◆ WHAT IS ASKED
Go through the records and extract every line with the word "лесу".

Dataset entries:
· · ·

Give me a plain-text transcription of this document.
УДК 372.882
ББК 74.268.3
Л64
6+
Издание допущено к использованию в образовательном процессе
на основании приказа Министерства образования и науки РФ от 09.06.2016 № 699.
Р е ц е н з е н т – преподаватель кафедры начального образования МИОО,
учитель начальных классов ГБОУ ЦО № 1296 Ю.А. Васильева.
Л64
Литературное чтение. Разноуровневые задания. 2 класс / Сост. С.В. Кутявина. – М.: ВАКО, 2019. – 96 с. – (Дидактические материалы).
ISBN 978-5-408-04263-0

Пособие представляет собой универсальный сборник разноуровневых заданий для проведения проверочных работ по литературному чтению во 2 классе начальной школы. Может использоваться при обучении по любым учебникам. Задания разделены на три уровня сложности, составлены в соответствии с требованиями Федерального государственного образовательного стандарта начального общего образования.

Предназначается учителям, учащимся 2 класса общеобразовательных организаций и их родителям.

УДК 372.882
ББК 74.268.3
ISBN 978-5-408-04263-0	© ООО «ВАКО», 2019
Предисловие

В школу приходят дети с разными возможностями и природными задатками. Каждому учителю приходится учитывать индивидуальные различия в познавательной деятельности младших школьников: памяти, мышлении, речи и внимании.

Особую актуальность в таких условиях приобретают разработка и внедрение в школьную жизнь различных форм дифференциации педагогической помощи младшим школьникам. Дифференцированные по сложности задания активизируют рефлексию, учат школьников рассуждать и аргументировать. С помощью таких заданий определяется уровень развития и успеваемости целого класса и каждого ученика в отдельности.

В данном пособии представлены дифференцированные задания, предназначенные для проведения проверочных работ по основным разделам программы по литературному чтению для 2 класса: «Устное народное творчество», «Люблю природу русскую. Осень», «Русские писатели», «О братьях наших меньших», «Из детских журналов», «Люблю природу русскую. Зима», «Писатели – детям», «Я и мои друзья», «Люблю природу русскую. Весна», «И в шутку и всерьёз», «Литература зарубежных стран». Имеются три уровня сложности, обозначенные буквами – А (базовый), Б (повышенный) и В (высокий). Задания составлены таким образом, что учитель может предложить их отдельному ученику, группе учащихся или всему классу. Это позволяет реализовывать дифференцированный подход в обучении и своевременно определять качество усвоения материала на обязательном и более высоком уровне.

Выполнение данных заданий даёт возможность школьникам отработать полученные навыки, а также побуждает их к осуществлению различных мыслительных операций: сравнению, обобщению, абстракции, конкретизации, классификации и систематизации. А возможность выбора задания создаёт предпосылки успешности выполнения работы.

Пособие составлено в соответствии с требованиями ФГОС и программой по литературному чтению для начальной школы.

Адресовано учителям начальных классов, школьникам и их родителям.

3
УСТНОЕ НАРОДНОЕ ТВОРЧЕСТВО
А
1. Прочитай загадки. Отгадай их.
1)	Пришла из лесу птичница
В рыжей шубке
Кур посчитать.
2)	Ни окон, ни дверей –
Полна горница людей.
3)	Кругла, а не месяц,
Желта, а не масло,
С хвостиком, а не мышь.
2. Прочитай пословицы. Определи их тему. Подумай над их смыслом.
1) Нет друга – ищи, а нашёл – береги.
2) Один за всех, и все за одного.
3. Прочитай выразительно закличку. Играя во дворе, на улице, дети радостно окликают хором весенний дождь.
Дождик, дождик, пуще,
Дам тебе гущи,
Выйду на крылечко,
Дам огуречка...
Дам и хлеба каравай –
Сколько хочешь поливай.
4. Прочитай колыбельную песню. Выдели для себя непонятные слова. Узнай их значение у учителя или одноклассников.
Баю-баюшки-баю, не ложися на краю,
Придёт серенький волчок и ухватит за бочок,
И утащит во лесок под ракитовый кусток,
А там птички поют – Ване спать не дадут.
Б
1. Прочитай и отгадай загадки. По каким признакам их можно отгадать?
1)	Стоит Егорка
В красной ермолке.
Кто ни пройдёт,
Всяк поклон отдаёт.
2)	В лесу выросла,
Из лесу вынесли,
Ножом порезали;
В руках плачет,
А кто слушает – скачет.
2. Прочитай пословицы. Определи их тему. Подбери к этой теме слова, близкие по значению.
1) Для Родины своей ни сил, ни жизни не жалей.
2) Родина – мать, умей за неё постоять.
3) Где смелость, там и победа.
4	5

· · ·

◆ RESPONSE FOR THIS EXERCISE
1)	Пришла из лесу птичница
2)	В лесу выросла,
Из лесу вынесли,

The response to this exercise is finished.